**EXERCISE AIM:**
Show all lines from the data that include the word "marker".

-- BEGIN RECORDS SUPPLIED --

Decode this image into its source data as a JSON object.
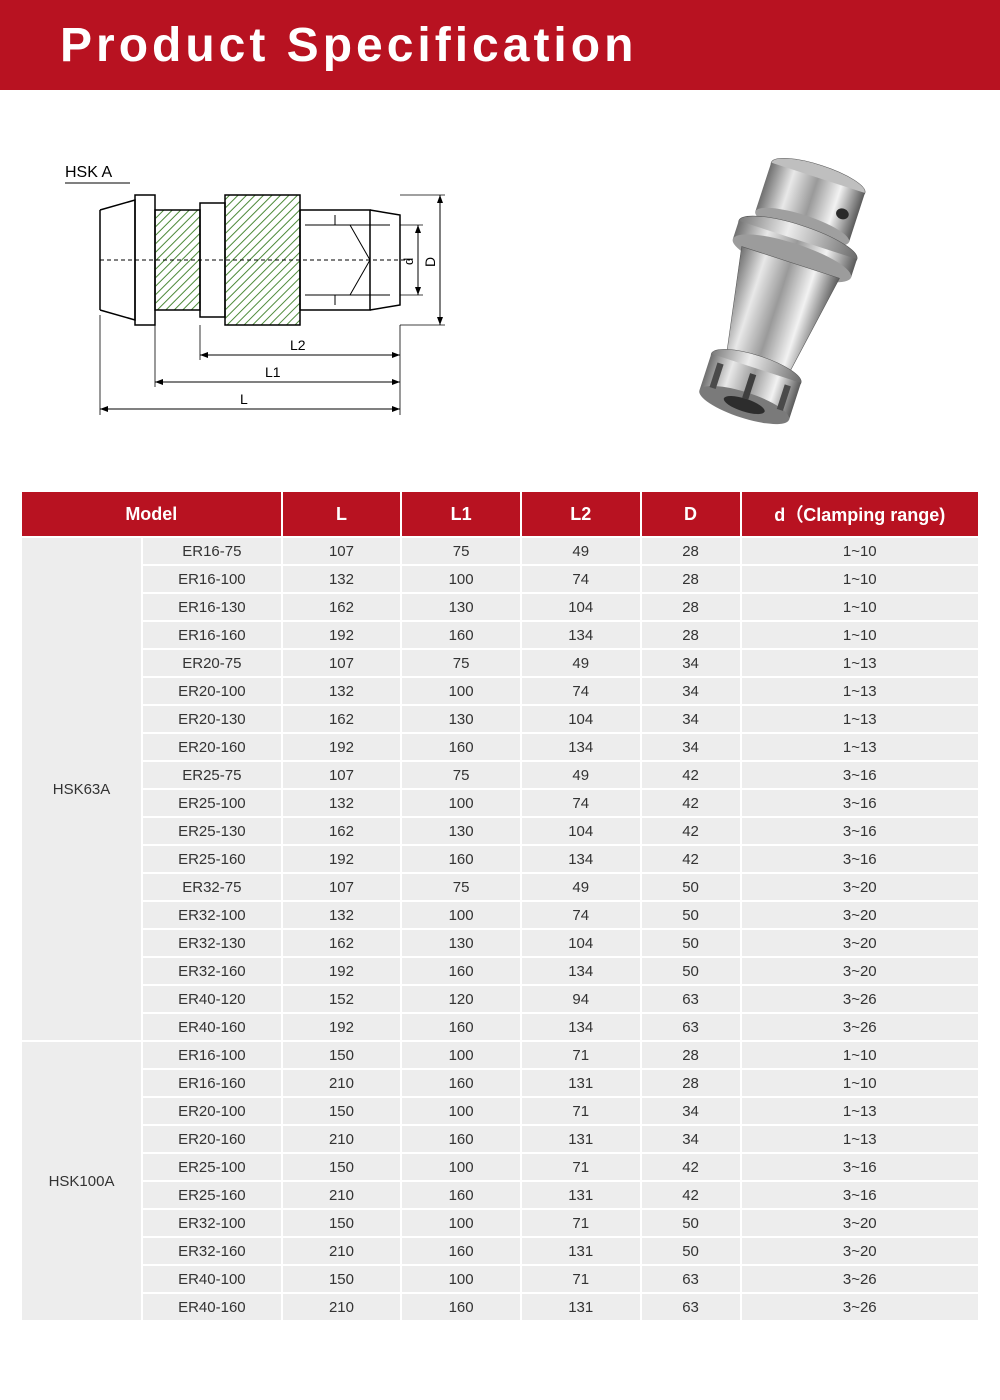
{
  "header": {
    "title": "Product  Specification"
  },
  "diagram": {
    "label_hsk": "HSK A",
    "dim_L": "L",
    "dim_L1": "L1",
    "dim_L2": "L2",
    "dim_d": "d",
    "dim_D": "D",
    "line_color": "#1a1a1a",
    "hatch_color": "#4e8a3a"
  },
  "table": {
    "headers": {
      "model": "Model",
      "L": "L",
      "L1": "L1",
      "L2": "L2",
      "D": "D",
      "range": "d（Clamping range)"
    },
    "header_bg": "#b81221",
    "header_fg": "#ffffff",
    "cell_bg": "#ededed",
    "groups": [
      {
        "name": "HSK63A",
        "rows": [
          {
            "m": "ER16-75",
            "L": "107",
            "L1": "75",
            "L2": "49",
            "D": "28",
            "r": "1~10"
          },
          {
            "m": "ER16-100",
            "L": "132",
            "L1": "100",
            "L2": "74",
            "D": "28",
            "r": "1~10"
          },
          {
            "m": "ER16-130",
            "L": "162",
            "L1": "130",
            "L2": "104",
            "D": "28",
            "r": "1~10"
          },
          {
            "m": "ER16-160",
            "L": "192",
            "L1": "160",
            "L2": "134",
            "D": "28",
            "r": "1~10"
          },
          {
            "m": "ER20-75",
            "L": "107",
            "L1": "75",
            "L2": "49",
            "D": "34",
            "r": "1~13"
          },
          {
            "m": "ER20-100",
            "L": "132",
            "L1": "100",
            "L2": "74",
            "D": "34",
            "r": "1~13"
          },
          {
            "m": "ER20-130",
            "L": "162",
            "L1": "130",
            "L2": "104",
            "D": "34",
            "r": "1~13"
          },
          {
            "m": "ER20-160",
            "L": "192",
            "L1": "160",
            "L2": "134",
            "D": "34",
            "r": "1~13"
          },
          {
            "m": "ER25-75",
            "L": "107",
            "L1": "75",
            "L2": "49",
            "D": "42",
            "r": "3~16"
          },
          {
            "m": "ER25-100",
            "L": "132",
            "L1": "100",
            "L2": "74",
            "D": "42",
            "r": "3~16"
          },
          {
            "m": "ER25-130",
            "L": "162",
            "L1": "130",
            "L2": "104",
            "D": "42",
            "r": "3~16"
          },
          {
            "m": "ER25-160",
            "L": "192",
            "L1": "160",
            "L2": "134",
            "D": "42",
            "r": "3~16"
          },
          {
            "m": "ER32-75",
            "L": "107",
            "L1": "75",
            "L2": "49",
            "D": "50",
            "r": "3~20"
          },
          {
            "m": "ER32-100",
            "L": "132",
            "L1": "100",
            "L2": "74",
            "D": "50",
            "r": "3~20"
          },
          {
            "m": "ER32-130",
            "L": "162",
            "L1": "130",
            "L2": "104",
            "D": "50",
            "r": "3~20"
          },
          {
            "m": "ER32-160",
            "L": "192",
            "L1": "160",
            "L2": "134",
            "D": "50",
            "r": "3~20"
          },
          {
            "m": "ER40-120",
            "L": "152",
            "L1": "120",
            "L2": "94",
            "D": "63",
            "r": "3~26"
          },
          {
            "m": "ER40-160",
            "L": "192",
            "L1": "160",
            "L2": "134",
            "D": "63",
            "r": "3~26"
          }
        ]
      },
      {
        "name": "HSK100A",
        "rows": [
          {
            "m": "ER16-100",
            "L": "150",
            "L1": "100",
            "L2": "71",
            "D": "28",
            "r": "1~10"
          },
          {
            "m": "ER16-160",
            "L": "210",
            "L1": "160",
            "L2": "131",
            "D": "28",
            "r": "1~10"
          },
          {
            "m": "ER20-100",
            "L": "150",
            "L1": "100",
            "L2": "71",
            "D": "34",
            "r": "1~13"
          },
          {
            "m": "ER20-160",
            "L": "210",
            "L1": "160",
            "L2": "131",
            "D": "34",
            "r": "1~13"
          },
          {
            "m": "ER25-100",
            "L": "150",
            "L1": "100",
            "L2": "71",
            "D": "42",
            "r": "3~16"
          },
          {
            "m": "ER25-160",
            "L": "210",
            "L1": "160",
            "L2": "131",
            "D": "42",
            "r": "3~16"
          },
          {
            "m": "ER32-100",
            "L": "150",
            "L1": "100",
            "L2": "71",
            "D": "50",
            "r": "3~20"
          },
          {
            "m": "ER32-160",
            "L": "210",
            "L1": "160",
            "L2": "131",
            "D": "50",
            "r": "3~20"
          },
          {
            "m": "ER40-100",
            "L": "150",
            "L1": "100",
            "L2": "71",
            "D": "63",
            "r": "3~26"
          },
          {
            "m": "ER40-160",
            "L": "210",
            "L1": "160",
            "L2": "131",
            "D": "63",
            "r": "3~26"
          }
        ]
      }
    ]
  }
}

-- END RECORDS SUPPLIED --
-- BEGIN RECORDS SUPPLIED --

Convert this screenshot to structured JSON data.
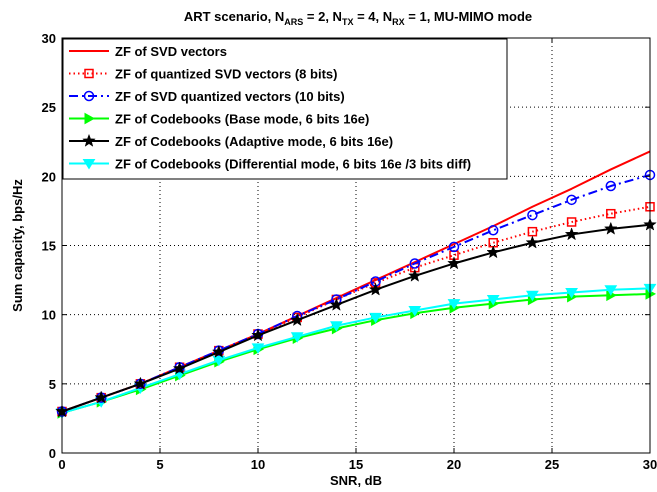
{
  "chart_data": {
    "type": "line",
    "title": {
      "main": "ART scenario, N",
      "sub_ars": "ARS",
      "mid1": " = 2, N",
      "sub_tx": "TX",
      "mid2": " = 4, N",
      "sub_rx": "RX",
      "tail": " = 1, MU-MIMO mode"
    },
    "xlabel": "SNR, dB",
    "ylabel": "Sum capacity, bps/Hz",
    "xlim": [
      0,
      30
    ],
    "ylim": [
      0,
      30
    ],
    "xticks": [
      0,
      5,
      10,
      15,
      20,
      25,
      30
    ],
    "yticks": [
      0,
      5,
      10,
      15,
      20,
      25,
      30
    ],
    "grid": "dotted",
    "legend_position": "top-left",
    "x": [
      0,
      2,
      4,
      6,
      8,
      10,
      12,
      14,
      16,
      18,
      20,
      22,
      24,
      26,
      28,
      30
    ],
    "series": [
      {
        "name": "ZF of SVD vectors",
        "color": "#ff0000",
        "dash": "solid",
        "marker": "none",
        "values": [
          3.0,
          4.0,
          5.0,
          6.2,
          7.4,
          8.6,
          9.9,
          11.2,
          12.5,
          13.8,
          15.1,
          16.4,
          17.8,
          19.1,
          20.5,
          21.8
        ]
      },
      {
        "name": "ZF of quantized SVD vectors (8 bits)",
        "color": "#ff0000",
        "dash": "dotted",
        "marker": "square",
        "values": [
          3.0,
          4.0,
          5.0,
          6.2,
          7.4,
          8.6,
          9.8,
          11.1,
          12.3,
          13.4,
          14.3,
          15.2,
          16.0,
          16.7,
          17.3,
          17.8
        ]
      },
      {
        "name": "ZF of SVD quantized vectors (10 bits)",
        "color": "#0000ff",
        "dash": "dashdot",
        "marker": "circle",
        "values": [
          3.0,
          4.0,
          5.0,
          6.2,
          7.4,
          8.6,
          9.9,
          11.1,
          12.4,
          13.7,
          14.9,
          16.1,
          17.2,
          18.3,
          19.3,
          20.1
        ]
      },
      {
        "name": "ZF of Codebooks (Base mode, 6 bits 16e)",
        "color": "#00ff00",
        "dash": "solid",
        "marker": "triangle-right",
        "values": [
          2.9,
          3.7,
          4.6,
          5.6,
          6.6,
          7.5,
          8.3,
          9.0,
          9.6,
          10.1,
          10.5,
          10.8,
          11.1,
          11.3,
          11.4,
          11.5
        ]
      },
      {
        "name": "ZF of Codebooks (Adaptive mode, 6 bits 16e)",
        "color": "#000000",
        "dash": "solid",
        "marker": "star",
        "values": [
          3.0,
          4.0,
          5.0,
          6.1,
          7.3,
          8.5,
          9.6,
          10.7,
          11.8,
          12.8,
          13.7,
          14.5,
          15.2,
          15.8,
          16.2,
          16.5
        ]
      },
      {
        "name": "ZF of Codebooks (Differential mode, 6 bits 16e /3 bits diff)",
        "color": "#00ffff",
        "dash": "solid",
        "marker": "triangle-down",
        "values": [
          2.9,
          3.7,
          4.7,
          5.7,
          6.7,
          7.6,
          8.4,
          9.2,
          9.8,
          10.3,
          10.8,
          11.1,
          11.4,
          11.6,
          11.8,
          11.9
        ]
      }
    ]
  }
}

-- END RECORDS SUPPLIED --

**OUTPUT:**
        "marker": "none",
        "marker": "square",
        "marker": "circle",
        "marker": "triangle-right",
        "marker": "star",
        "marker": "triangle-down",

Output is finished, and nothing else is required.